YOUR OBJECTIVE — Would you quote every entry exactly, dropping only the pictures?

____________

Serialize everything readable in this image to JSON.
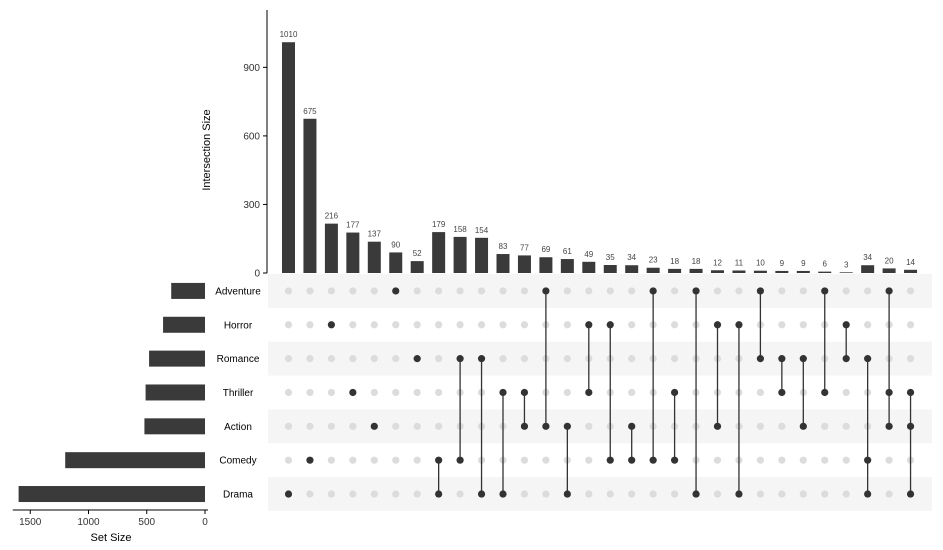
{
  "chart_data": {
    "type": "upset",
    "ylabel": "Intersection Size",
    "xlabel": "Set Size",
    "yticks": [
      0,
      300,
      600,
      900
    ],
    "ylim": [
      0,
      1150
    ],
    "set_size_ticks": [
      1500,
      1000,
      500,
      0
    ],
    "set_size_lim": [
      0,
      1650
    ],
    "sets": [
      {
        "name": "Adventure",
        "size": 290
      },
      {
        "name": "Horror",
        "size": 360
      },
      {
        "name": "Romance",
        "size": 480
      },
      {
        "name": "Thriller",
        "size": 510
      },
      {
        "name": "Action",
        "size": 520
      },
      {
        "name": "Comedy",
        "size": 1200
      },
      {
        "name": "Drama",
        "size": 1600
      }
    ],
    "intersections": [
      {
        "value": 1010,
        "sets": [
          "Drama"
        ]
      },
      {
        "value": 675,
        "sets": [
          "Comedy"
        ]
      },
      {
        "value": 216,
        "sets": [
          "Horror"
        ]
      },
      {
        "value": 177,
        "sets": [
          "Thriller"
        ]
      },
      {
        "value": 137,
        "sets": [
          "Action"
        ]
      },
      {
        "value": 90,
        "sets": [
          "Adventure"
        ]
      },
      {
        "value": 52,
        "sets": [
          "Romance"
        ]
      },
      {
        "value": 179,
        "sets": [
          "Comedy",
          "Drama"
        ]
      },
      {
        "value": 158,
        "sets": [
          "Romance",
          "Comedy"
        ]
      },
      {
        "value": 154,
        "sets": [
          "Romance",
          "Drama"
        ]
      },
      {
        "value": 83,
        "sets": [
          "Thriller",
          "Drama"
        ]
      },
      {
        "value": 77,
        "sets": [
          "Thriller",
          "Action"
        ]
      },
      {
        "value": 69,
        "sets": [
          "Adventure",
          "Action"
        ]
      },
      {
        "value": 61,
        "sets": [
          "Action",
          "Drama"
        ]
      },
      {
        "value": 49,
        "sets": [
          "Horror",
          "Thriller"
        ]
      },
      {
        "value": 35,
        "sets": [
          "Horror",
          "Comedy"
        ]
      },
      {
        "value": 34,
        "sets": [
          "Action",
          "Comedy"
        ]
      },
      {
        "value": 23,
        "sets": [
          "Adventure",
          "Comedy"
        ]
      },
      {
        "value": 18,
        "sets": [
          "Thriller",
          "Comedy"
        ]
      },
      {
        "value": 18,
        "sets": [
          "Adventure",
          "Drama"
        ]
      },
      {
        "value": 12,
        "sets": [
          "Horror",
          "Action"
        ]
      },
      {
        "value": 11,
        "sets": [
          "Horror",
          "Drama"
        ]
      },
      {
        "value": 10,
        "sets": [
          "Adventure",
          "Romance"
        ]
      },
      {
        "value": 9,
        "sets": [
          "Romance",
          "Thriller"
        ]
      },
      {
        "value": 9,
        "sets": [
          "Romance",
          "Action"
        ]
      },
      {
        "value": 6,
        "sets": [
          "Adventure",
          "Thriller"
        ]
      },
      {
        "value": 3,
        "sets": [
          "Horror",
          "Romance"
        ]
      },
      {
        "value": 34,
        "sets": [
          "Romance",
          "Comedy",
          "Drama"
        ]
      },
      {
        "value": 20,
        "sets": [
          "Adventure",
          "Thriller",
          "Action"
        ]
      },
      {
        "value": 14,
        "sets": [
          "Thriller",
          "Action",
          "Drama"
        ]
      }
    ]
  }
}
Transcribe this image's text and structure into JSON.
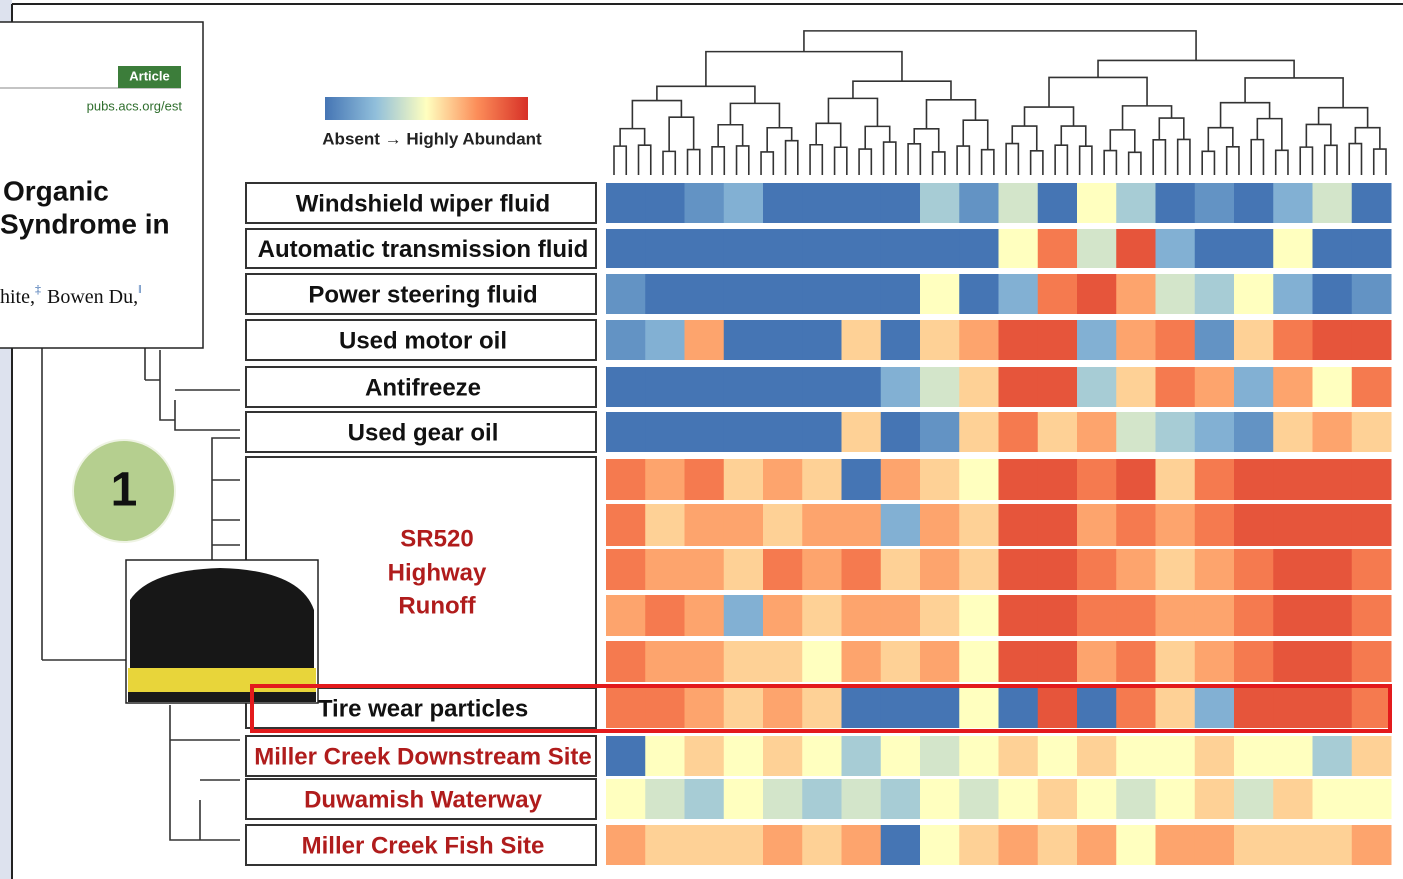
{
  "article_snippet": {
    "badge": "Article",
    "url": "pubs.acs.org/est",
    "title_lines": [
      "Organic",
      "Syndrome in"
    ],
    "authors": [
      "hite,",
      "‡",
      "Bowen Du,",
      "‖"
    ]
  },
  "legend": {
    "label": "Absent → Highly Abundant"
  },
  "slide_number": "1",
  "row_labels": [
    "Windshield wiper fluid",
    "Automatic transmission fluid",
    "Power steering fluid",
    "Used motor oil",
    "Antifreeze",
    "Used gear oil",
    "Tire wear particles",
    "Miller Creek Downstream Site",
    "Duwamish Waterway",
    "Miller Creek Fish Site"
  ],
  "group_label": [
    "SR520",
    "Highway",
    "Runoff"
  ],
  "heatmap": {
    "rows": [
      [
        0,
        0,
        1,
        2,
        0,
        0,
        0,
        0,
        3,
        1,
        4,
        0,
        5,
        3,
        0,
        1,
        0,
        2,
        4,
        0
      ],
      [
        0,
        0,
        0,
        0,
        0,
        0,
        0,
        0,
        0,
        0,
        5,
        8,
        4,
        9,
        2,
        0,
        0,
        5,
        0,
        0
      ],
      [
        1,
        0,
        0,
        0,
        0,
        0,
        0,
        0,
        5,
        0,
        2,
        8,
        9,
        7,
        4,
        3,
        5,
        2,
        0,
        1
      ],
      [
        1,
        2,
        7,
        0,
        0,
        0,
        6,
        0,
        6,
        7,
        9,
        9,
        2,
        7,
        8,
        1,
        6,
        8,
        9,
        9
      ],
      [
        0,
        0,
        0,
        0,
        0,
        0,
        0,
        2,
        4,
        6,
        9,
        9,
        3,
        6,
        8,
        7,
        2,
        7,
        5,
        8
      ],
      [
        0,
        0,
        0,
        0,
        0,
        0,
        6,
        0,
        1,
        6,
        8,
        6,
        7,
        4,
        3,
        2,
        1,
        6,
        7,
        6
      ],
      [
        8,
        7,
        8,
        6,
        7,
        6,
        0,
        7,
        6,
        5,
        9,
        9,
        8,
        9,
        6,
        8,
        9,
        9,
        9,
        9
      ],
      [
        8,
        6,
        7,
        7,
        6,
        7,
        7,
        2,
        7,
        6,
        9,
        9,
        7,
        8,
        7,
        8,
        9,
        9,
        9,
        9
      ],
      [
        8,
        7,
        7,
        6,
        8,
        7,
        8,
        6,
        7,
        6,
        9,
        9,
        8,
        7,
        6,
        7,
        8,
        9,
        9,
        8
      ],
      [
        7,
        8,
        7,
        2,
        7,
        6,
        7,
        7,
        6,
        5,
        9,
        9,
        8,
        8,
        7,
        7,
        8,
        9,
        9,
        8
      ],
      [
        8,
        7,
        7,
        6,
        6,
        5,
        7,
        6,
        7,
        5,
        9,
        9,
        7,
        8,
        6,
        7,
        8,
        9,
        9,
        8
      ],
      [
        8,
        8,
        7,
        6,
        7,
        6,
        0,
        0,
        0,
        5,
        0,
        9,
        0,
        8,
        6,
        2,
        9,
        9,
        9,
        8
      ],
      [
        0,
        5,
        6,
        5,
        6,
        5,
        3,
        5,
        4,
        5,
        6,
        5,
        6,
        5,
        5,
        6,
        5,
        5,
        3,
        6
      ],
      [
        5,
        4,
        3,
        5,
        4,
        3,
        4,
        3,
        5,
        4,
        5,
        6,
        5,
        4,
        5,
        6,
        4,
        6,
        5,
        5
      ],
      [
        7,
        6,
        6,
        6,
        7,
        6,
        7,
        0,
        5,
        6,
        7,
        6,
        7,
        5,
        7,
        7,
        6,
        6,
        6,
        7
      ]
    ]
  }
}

____________

RESULT —
Serialize everything readable in this image to JSON.
{
  "chart_data": {
    "type": "upset",
    "ylabel": "Intersection Size",
    "xlabel": "Set Size",
    "yticks": [
      0,
      300,
      600,
      900
    ],
    "ylim": [
      0,
      1150
    ],
    "set_size_ticks": [
      1500,
      1000,
      500,
      0
    ],
    "set_size_lim": [
      0,
      1650
    ],
    "sets": [
      {
        "name": "Adventure",
        "size": 290
      },
      {
        "name": "Horror",
        "size": 360
      },
      {
        "name": "Romance",
        "size": 480
      },
      {
        "name": "Thriller",
        "size": 510
      },
      {
        "name": "Action",
        "size": 520
      },
      {
        "name": "Comedy",
        "size": 1200
      },
      {
        "name": "Drama",
        "size": 1600
      }
    ],
    "intersections": [
      {
        "value": 1010,
        "sets": [
          "Drama"
        ]
      },
      {
        "value": 675,
        "sets": [
          "Comedy"
        ]
      },
      {
        "value": 216,
        "sets": [
          "Horror"
        ]
      },
      {
        "value": 177,
        "sets": [
          "Thriller"
        ]
      },
      {
        "value": 137,
        "sets": [
          "Action"
        ]
      },
      {
        "value": 90,
        "sets": [
          "Adventure"
        ]
      },
      {
        "value": 52,
        "sets": [
          "Romance"
        ]
      },
      {
        "value": 179,
        "sets": [
          "Comedy",
          "Drama"
        ]
      },
      {
        "value": 158,
        "sets": [
          "Romance",
          "Comedy"
        ]
      },
      {
        "value": 154,
        "sets": [
          "Romance",
          "Drama"
        ]
      },
      {
        "value": 83,
        "sets": [
          "Thriller",
          "Drama"
        ]
      },
      {
        "value": 77,
        "sets": [
          "Thriller",
          "Action"
        ]
      },
      {
        "value": 69,
        "sets": [
          "Adventure",
          "Action"
        ]
      },
      {
        "value": 61,
        "sets": [
          "Action",
          "Drama"
        ]
      },
      {
        "value": 49,
        "sets": [
          "Horror",
          "Thriller"
        ]
      },
      {
        "value": 35,
        "sets": [
          "Horror",
          "Comedy"
        ]
      },
      {
        "value": 34,
        "sets": [
          "Action",
          "Comedy"
        ]
      },
      {
        "value": 23,
        "sets": [
          "Adventure",
          "Comedy"
        ]
      },
      {
        "value": 18,
        "sets": [
          "Thriller",
          "Comedy"
        ]
      },
      {
        "value": 18,
        "sets": [
          "Adventure",
          "Drama"
        ]
      },
      {
        "value": 12,
        "sets": [
          "Horror",
          "Action"
        ]
      },
      {
        "value": 11,
        "sets": [
          "Horror",
          "Drama"
        ]
      },
      {
        "value": 10,
        "sets": [
          "Adventure",
          "Romance"
        ]
      },
      {
        "value": 9,
        "sets": [
          "Romance",
          "Thriller"
        ]
      },
      {
        "value": 9,
        "sets": [
          "Romance",
          "Action"
        ]
      },
      {
        "value": 6,
        "sets": [
          "Adventure",
          "Thriller"
        ]
      },
      {
        "value": 3,
        "sets": [
          "Horror",
          "Romance"
        ]
      },
      {
        "value": 34,
        "sets": [
          "Romance",
          "Comedy",
          "Drama"
        ]
      },
      {
        "value": 20,
        "sets": [
          "Adventure",
          "Thriller",
          "Action"
        ]
      },
      {
        "value": 14,
        "sets": [
          "Thriller",
          "Action",
          "Drama"
        ]
      }
    ]
  }
}
Transcribe this image's text and structure into JSON.
{
  "article_snippet": {
    "badge": "Article",
    "url": "pubs.acs.org/est",
    "title_lines": [
      "Organic",
      "Syndrome in"
    ],
    "authors": [
      "hite,",
      "‡",
      "Bowen Du,",
      "‖"
    ]
  },
  "legend": {
    "label": "Absent → Highly Abundant"
  },
  "slide_number": "1",
  "row_labels": [
    "Windshield wiper fluid",
    "Automatic transmission fluid",
    "Power steering fluid",
    "Used motor oil",
    "Antifreeze",
    "Used gear oil",
    "Tire wear particles",
    "Miller Creek Downstream Site",
    "Duwamish Waterway",
    "Miller Creek Fish Site"
  ],
  "group_label": [
    "SR520",
    "Highway",
    "Runoff"
  ],
  "heatmap": {
    "rows": [
      [
        0,
        0,
        1,
        2,
        0,
        0,
        0,
        0,
        3,
        1,
        4,
        0,
        5,
        3,
        0,
        1,
        0,
        2,
        4,
        0
      ],
      [
        0,
        0,
        0,
        0,
        0,
        0,
        0,
        0,
        0,
        0,
        5,
        8,
        4,
        9,
        2,
        0,
        0,
        5,
        0,
        0
      ],
      [
        1,
        0,
        0,
        0,
        0,
        0,
        0,
        0,
        5,
        0,
        2,
        8,
        9,
        7,
        4,
        3,
        5,
        2,
        0,
        1
      ],
      [
        1,
        2,
        7,
        0,
        0,
        0,
        6,
        0,
        6,
        7,
        9,
        9,
        2,
        7,
        8,
        1,
        6,
        8,
        9,
        9
      ],
      [
        0,
        0,
        0,
        0,
        0,
        0,
        0,
        2,
        4,
        6,
        9,
        9,
        3,
        6,
        8,
        7,
        2,
        7,
        5,
        8
      ],
      [
        0,
        0,
        0,
        0,
        0,
        0,
        6,
        0,
        1,
        6,
        8,
        6,
        7,
        4,
        3,
        2,
        1,
        6,
        7,
        6
      ],
      [
        8,
        7,
        8,
        6,
        7,
        6,
        0,
        7,
        6,
        5,
        9,
        9,
        8,
        9,
        6,
        8,
        9,
        9,
        9,
        9
      ],
      [
        8,
        6,
        7,
        7,
        6,
        7,
        7,
        2,
        7,
        6,
        9,
        9,
        7,
        8,
        7,
        8,
        9,
        9,
        9,
        9
      ],
      [
        8,
        7,
        7,
        6,
        8,
        7,
        8,
        6,
        7,
        6,
        9,
        9,
        8,
        7,
        6,
        7,
        8,
        9,
        9,
        8
      ],
      [
        7,
        8,
        7,
        2,
        7,
        6,
        7,
        7,
        6,
        5,
        9,
        9,
        8,
        8,
        7,
        7,
        8,
        9,
        9,
        8
      ],
      [
        8,
        7,
        7,
        6,
        6,
        5,
        7,
        6,
        7,
        5,
        9,
        9,
        7,
        8,
        6,
        7,
        8,
        9,
        9,
        8
      ],
      [
        8,
        8,
        7,
        6,
        7,
        6,
        0,
        0,
        0,
        5,
        0,
        9,
        0,
        8,
        6,
        2,
        9,
        9,
        9,
        8
      ],
      [
        0,
        5,
        6,
        5,
        6,
        5,
        3,
        5,
        4,
        5,
        6,
        5,
        6,
        5,
        5,
        6,
        5,
        5,
        3,
        6
      ],
      [
        5,
        4,
        3,
        5,
        4,
        3,
        4,
        3,
        5,
        4,
        5,
        6,
        5,
        4,
        5,
        6,
        4,
        6,
        5,
        5
      ],
      [
        7,
        6,
        6,
        6,
        7,
        6,
        7,
        0,
        5,
        6,
        7,
        6,
        7,
        5,
        7,
        7,
        6,
        6,
        6,
        7
      ]
    ]
  }
}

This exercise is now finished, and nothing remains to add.